• Given passage:
/---
David Andrew Price, Alon Harris* and Sunu Mathew
Department of Ophthalmology, Eugene and Marilyn Glick Eye Institute, Indiana University School of Medicine, Indianapolis, USA
*Corresponding Author: Alon Harris, MS, PhD, FARVO, Department of Ophthalmology, Eugene and Marilyn Glick Eye Institute, Indiana University School of Medicine, 1160 West Michigan Street, Indianapolis 46202, USA, Tel: +1 3172780177 Email:

Abstract

Studies have shown that intracranial pressure is correlated with some ocular diseases including glaucoma, where low intracranial pressure has been found to be correlated with disease progression and high intracranial pressure may play a protective role. Multiple hypothesis have been proposed for the role of intracranial pressure in ocular disease, including that it can act as a stabilizing force to protect the optic nerve from intraocular pressure by balancing forces across the lamina cribrosa. While currently there is no non-invasive measure of intracranial pressure that has consistently performed well across multiple large studies, there are several methods under development which have shown promising results. This paper reviews current understanding of the role of intracranial pressure in ocular diseases, non-invasive methods for measuring intracranial pressure, as well as related topics where current research will likely inform findings on the effect of intracranial pressure on the eye.
\---
• The data:
/---
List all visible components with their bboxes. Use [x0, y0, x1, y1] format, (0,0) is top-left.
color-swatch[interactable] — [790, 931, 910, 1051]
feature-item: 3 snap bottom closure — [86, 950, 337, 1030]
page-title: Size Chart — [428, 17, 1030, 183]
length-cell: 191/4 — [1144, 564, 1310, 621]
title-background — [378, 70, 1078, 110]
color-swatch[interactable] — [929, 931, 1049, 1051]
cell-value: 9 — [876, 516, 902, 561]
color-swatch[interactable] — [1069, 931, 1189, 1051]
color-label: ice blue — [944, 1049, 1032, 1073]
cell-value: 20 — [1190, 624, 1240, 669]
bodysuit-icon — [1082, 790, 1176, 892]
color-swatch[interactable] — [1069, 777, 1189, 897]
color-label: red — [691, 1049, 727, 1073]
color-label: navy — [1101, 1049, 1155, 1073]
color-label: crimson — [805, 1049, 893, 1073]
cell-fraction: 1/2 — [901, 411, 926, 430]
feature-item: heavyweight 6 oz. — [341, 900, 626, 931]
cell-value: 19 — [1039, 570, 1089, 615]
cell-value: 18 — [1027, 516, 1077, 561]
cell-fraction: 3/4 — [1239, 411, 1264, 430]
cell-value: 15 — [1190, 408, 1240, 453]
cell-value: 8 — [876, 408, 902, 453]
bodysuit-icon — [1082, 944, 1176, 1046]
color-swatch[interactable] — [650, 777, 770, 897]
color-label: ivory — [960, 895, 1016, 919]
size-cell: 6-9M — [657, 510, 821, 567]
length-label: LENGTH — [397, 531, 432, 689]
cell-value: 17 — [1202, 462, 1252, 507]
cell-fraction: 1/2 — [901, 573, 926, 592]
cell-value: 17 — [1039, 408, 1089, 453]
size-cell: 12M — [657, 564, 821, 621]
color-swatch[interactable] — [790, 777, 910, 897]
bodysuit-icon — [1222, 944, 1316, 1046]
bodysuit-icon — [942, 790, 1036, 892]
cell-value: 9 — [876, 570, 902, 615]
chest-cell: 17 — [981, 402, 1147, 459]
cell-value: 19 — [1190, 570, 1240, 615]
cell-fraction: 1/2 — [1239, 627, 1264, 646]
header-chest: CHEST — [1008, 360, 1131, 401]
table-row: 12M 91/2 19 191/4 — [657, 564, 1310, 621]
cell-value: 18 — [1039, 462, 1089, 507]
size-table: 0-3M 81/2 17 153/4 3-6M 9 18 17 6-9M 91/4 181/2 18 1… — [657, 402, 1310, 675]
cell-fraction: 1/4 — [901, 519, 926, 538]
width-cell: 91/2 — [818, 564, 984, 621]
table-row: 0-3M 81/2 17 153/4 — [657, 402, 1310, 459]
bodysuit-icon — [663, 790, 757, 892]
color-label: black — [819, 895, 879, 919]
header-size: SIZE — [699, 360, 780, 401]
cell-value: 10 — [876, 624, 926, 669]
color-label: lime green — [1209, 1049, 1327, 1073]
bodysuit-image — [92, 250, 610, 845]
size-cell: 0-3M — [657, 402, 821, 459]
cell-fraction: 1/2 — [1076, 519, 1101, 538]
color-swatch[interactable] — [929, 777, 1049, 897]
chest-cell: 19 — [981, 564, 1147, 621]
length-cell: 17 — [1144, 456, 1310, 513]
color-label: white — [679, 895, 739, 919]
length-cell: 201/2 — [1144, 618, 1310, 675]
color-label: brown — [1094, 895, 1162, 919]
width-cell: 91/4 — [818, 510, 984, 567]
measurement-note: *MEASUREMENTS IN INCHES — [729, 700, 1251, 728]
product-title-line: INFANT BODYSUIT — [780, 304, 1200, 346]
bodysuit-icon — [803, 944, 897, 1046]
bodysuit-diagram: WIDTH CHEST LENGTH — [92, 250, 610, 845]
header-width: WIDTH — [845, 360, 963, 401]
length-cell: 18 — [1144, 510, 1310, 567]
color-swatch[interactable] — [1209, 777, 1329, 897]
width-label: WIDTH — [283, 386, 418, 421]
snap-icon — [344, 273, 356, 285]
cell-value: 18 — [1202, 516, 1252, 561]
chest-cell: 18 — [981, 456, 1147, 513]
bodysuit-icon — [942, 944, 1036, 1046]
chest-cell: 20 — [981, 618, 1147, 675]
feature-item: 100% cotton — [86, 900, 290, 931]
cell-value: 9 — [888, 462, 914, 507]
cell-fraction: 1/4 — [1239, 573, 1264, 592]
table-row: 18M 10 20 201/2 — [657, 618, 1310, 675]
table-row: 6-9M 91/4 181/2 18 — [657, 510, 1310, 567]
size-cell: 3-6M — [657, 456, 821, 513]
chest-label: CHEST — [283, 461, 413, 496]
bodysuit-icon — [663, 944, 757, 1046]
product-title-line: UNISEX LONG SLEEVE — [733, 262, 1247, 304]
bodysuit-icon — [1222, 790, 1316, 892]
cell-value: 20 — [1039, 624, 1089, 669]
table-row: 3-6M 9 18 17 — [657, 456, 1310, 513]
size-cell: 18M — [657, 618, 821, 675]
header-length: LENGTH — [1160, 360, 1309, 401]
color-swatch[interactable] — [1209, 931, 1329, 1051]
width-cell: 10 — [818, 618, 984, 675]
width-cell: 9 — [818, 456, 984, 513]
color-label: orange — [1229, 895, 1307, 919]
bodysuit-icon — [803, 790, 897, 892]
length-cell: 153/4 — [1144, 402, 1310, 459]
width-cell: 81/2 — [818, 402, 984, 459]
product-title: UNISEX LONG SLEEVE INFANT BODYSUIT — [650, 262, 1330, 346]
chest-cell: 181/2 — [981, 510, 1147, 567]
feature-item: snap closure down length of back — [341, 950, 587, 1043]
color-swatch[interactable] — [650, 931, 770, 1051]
\---
• Questions to answer:
1 > Please answer these questions using the intracranial pressure abstract and its heading, marking each answer with its letter.
(a) Of which eye institute is the authors' department a part?
(b) In glaucoma, what level of intracranial pressure has been found to be correlated with disease progression?
(c) Across which structure is intracranial pressure proposed to balance forces to protect the optic nerve?
2 > Continue the abstract on intracranial pressure and ocular disease from its last sentence.

• Numbered responses:
1 >
(a) The Eugene and Marilyn Glick Eye Institute.
(b) Low intracranial pressure.
(c) The lamina cribrosa.

2 >
Keywords: Intracranial pressure; Glaucoma; Translaminar pressure gradient; Non-invasive methods

Introduction

Intraocular Pressure (IOP, measured in mmHg) has long been regarded as the main risk factor [1], for progression of glaucoma. However, glaucoma can continue to progress despite maintaining IOP within the target range [2]. Progression of primary open angle glaucoma (POAG) and blood flow changes in the eye have been found to be correlated with intracranial pressure (ICP, measured in mmHg) in multiple studies [3-5]. While pathologically elevated ICP has long been known to lead to papilledema, more recently studies have shown that physiologically low ICP is correlated with progression of glaucoma. This paper reviews the most current studies and insights to the role of ICP in glaucoma and ocular disease.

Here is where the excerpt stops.